§ **RECORDS SUPPLIED**
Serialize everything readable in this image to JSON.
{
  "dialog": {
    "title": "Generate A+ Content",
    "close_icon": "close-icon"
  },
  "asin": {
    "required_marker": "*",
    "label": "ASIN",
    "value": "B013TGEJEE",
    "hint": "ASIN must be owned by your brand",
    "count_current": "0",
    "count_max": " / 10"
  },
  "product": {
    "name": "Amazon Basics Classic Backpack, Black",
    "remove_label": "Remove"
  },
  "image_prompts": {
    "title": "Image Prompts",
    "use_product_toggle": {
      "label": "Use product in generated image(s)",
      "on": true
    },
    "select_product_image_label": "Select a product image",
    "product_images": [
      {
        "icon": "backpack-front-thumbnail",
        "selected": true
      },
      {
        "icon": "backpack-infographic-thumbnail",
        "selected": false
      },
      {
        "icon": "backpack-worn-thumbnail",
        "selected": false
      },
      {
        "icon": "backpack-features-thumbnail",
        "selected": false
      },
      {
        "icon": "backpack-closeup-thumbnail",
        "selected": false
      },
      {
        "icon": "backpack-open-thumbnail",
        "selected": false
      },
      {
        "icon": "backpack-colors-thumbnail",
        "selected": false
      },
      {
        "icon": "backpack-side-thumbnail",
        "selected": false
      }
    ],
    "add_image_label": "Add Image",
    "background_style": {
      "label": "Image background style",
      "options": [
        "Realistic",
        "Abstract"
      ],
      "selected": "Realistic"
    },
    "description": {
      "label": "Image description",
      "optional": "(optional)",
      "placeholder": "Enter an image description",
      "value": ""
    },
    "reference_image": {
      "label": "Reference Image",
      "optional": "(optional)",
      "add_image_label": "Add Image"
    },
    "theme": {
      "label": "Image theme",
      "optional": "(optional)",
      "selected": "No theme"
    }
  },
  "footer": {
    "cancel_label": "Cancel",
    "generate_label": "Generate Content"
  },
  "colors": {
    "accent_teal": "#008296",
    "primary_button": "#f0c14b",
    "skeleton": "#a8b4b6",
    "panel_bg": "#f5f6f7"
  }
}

§ **PROMPT**
Your task is to pick out every line with the string "title" and copy it.

§ **RESULT OF THIS EXERCISE**
    "title": "Generate A+ Content",
    "title": "Image Prompts",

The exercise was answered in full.